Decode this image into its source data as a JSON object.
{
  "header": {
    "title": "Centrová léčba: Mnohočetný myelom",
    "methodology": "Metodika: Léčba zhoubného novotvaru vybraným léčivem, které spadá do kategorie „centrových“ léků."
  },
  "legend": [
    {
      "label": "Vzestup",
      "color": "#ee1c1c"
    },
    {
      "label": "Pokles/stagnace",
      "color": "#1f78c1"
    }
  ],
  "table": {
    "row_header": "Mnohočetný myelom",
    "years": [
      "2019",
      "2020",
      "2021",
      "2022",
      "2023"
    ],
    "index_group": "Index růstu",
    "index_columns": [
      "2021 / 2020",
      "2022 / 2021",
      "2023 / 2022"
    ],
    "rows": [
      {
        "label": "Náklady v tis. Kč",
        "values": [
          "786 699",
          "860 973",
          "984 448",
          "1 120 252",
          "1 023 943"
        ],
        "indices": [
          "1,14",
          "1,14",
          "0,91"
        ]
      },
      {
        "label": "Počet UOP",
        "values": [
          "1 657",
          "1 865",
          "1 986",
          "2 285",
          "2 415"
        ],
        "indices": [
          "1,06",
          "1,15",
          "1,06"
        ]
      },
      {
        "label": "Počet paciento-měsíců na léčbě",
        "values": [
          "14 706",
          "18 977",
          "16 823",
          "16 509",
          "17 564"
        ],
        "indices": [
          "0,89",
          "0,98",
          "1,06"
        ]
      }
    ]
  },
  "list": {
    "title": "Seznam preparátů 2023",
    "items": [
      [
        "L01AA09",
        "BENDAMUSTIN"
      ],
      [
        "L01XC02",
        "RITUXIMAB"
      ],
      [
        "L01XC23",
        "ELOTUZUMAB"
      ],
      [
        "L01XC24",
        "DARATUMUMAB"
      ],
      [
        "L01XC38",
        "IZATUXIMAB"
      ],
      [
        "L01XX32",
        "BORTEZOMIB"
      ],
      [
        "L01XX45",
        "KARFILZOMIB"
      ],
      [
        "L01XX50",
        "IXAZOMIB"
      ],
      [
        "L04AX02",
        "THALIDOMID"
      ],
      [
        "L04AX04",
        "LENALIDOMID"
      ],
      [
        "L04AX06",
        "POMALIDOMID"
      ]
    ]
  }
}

··········

■ **WHAT YOU SHOULD DO**:
Write out the entries above word for word.

■ **ANSWER TO THE PROBLEM**:
Decode this image into its source data as a JSON object.
{
  "header": {
    "title": "Centrová léčba: Mnohočetný myelom",
    "methodology": "Metodika: Léčba zhoubného novotvaru vybraným léčivem, které spadá do kategorie „centrových“ léků."
  },
  "legend": [
    {
      "label": "Vzestup",
      "color": "#ee1c1c"
    },
    {
      "label": "Pokles/stagnace",
      "color": "#1f78c1"
    }
  ],
  "table": {
    "row_header": "Mnohočetný myelom",
    "years": [
      "2019",
      "2020",
      "2021",
      "2022",
      "2023"
    ],
    "index_group": "Index růstu",
    "index_columns": [
      "2021 / 2020",
      "2022 / 2021",
      "2023 / 2022"
    ],
    "rows": [
      {
        "label": "Náklady v tis. Kč",
        "values": [
          "786 699",
          "860 973",
          "984 448",
          "1 120 252",
          "1 023 943"
        ],
        "indices": [
          "1,14",
          "1,14",
          "0,91"
        ]
      },
      {
        "label": "Počet UOP",
        "values": [
          "1 657",
          "1 865",
          "1 986",
          "2 285",
          "2 415"
        ],
        "indices": [
          "1,06",
          "1,15",
          "1,06"
        ]
      },
      {
        "label": "Počet paciento-měsíců na léčbě",
        "values": [
          "14 706",
          "18 977",
          "16 823",
          "16 509",
          "17 564"
        ],
        "indices": [
          "0,89",
          "0,98",
          "1,06"
        ]
      }
    ]
  },
  "list": {
    "title": "Seznam preparátů 2023",
    "items": [
      [
        "L01AA09",
        "BENDAMUSTIN"
      ],
      [
        "L01XC02",
        "RITUXIMAB"
      ],
      [
        "L01XC23",
        "ELOTUZUMAB"
      ],
      [
        "L01XC24",
        "DARATUMUMAB"
      ],
      [
        "L01XC38",
        "IZATUXIMAB"
      ],
      [
        "L01XX32",
        "BORTEZOMIB"
      ],
      [
        "L01XX45",
        "KARFILZOMIB"
      ],
      [
        "L01XX50",
        "IXAZOMIB"
      ],
      [
        "L04AX02",
        "THALIDOMID"
      ],
      [
        "L04AX04",
        "LENALIDOMID"
      ],
      [
        "L04AX06",
        "POMALIDOMID"
      ]
    ]
  }
}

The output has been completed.